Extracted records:
- - - - -

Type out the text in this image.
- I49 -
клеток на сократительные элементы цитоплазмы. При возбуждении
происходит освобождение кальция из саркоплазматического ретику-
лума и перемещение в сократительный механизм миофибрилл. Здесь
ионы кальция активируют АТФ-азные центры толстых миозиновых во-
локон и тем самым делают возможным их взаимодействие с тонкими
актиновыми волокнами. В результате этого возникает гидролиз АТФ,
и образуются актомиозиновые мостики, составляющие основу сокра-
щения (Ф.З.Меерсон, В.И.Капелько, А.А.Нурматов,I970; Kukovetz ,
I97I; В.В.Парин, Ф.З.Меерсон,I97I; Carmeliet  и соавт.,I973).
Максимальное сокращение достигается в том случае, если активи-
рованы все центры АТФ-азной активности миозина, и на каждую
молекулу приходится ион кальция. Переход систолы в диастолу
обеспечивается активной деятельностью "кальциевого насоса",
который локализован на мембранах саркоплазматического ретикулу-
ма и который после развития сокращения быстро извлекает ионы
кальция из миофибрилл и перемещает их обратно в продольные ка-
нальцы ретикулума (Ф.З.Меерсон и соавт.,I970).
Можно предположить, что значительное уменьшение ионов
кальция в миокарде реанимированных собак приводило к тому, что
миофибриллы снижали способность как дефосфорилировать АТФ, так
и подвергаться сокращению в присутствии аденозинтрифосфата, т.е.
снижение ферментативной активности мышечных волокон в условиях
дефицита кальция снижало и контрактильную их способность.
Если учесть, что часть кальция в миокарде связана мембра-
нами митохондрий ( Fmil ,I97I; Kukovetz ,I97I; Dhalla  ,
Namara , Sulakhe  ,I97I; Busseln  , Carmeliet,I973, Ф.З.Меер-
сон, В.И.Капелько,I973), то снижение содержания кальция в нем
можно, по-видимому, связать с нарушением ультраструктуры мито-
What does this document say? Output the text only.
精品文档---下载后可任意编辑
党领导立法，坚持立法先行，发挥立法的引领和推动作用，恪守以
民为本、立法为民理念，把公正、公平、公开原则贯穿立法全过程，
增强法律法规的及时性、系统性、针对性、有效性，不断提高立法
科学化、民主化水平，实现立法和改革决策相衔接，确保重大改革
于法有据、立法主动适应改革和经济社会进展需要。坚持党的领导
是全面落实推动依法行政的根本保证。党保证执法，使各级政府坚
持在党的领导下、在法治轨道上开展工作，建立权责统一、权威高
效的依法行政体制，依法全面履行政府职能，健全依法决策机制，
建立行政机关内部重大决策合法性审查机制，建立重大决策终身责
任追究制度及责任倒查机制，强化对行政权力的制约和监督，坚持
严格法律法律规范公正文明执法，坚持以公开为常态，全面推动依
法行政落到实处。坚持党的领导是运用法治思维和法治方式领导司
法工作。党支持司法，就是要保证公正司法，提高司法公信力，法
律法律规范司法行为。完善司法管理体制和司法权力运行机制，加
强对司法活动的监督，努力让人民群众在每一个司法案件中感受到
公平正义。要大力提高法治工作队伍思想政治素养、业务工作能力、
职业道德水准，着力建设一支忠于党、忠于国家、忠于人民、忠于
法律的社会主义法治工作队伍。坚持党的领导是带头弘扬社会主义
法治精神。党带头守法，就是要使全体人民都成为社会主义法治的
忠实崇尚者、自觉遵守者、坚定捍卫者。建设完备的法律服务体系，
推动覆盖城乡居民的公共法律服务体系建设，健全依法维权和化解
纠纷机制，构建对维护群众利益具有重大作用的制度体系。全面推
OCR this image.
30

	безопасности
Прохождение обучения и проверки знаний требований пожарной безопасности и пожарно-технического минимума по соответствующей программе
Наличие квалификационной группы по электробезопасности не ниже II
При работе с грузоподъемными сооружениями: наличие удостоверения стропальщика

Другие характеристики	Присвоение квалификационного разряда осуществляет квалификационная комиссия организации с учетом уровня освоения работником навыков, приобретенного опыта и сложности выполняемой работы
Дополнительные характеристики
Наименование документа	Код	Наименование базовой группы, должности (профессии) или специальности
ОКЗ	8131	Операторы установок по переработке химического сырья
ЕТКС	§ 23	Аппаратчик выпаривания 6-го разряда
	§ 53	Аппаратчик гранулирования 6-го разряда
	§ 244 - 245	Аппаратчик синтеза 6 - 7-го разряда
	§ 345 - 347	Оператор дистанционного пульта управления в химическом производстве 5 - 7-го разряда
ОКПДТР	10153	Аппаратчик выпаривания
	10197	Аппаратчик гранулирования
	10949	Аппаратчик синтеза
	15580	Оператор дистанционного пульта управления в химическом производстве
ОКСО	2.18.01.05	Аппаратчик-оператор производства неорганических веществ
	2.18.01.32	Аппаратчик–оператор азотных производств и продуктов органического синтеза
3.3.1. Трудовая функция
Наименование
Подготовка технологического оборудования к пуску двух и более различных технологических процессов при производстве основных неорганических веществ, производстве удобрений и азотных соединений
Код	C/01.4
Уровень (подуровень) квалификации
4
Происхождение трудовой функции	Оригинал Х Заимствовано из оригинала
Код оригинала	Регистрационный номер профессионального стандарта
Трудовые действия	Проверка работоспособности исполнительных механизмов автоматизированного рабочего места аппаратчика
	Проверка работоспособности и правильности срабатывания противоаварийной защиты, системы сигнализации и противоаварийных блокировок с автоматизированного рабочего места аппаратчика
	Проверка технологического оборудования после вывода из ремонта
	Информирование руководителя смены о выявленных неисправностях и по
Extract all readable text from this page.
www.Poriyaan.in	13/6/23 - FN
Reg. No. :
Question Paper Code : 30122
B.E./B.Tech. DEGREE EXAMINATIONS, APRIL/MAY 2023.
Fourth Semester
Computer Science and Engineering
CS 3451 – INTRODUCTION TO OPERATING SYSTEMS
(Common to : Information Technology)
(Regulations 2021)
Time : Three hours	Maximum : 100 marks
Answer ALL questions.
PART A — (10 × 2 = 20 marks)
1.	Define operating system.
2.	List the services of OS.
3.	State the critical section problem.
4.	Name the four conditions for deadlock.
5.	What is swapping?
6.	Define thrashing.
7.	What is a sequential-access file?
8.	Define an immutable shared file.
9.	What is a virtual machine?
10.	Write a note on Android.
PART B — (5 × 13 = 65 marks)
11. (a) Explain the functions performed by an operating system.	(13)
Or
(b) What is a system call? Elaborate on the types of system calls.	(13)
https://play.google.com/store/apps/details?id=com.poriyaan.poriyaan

- - - - -

Output each record precisely as given.

> **REPLY**:
Type out the text in this image.
- I49 -
клеток на сократительные элементы цитоплазмы. При возбуждении
происходит освобождение кальция из саркоплазматического ретику-
лума и перемещение в сократительный механизм миофибрилл. Здесь
ионы кальция активируют АТФ-азные центры толстых миозиновых во-
локон и тем самым делают возможным их взаимодействие с тонкими
актиновыми волокнами. В результате этого возникает гидролиз АТФ,
и образуются актомиозиновые мостики, составляющие основу сокра-
щения (Ф.З.Меерсон, В.И.Капелько, А.А.Нурматов,I970; Kukovetz ,
I97I; В.В.Парин, Ф.З.Меерсон,I97I; Carmeliet  и соавт.,I973).
Максимальное сокращение достигается в том случае, если активи-
рованы все центры АТФ-азной активности миозина, и на каждую
молекулу приходится ион кальция. Переход систолы в диастолу
обеспечивается активной деятельностью "кальциевого насоса",
который локализован на мембранах саркоплазматического ретикулу-
ма и который после развития сокращения быстро извлекает ионы
кальция из миофибрилл и перемещает их обратно в продольные ка-
нальцы ретикулума (Ф.З.Меерсон и соавт.,I970).
Можно предположить, что значительное уменьшение ионов
кальция в миокарде реанимированных собак приводило к тому, что
миофибриллы снижали способность как дефосфорилировать АТФ, так
и подвергаться сокращению в присутствии аденозинтрифосфата, т.е.
снижение ферментативной активности мышечных волокон в условиях
дефицита кальция снижало и контрактильную их способность.
Если учесть, что часть кальция в миокарде связана мембра-
нами митохондрий ( Fmil ,I97I; Kukovetz ,I97I; Dhalla  ,
Namara , Sulakhe  ,I97I; Busseln  , Carmeliet,I973, Ф.З.Меер-
сон, В.И.Капелько,I973), то снижение содержания кальция в нем
можно, по-видимому, связать с нарушением ультраструктуры мито-
What does this document say? Output the text only.
精品文档---下载后可任意编辑
党领导立法，坚持立法先行，发挥立法的引领和推动作用，恪守以
民为本、立法为民理念，把公正、公平、公开原则贯穿立法全过程，
增强法律法规的及时性、系统性、针对性、有效性，不断提高立法
科学化、民主化水平，实现立法和改革决策相衔接，确保重大改革
于法有据、立法主动适应改革和经济社会进展需要。坚持党的领导
是全面落实推动依法行政的根本保证。党保证执法，使各级政府坚
持在党的领导下、在法治轨道上开展工作，建立权责统一、权威高
效的依法行政体制，依法全面履行政府职能，健全依法决策机制，
建立行政机关内部重大决策合法性审查机制，建立重大决策终身责
任追究制度及责任倒查机制，强化对行政权力的制约和监督，坚持
严格法律法律规范公正文明执法，坚持以公开为常态，全面推动依
法行政落到实处。坚持党的领导是运用法治思维和法治方式领导司
法工作。党支持司法，就是要保证公正司法，提高司法公信力，法
律法律规范司法行为。完善司法管理体制和司法权力运行机制，加
强对司法活动的监督，努力让人民群众在每一个司法案件中感受到
公平正义。要大力提高法治工作队伍思想政治素养、业务工作能力、
职业道德水准，着力建设一支忠于党、忠于国家、忠于人民、忠于
法律的社会主义法治工作队伍。坚持党的领导是带头弘扬社会主义
法治精神。党带头守法，就是要使全体人民都成为社会主义法治的
忠实崇尚者、自觉遵守者、坚定捍卫者。建设完备的法律服务体系，
推动覆盖城乡居民的公共法律服务体系建设，健全依法维权和化解
纠纷机制，构建对维护群众利益具有重大作用的制度体系。全面推
OCR this image.
30

	безопасности
Прохождение обучения и проверки знаний требований пожарной безопасности и пожарно-технического минимума по соответствующей программе
Наличие квалификационной группы по электробезопасности не ниже II
При работе с грузоподъемными сооружениями: наличие удостоверения стропальщика

Другие характеристики	Присвоение квалификационного разряда осуществляет квалификационная комиссия организации с учетом уровня освоения работником навыков, приобретенного опыта и сложности выполняемой работы
Дополнительные характеристики
Наименование документа	Код	Наименование базовой группы, должности (профессии) или специальности
ОКЗ	8131	Операторы установок по переработке химического сырья
ЕТКС	§ 23	Аппаратчик выпаривания 6-го разряда
	§ 53	Аппаратчик гранулирования 6-го разряда
	§ 244 - 245	Аппаратчик синтеза 6 - 7-го разряда
	§ 345 - 347	Оператор дистанционного пульта управления в химическом производстве 5 - 7-го разряда
ОКПДТР	10153	Аппаратчик выпаривания
	10197	Аппаратчик гранулирования
	10949	Аппаратчик синтеза
	15580	Оператор дистанционного пульта управления в химическом производстве
ОКСО	2.18.01.05	Аппаратчик-оператор производства неорганических веществ
	2.18.01.32	Аппаратчик–оператор азотных производств и продуктов органического синтеза
3.3.1. Трудовая функция
Наименование
Подготовка технологического оборудования к пуску двух и более различных технологических процессов при производстве основных неорганических веществ, производстве удобрений и азотных соединений
Код	C/01.4
Уровень (подуровень) квалификации
4
Происхождение трудовой функции	Оригинал Х Заимствовано из оригинала
Код оригинала	Регистрационный номер профессионального стандарта
Трудовые действия	Проверка работоспособности исполнительных механизмов автоматизированного рабочего места аппаратчика
	Проверка работоспособности и правильности срабатывания противоаварийной защиты, системы сигнализации и противоаварийных блокировок с автоматизированного рабочего места аппаратчика
	Проверка технологического оборудования после вывода из ремонта
	Информирование руководителя смены о выявленных неисправностях и по
Extract all readable text from this page.
www.Poriyaan.in	13/6/23 - FN
Reg. No. :
Question Paper Code : 30122
B.E./B.Tech. DEGREE EXAMINATIONS, APRIL/MAY 2023.
Fourth Semester
Computer Science and Engineering
CS 3451 – INTRODUCTION TO OPERATING SYSTEMS
(Common to : Information Technology)
(Regulations 2021)
Time : Three hours	Maximum : 100 marks
Answer ALL questions.
PART A — (10 × 2 = 20 marks)
1.	Define operating system.
2.	List the services of OS.
3.	State the critical section problem.
4.	Name the four conditions for deadlock.
5.	What is swapping?
6.	Define thrashing.
7.	What is a sequential-access file?
8.	Define an immutable shared file.
9.	What is a virtual machine?
10.	Write a note on Android.
PART B — (5 × 13 = 65 marks)
11. (a) Explain the functions performed by an operating system.	(13)
Or
(b) What is a system call? Elaborate on the types of system calls.	(13)
https://play.google.com/store/apps/details?id=com.poriyaan.poriyaan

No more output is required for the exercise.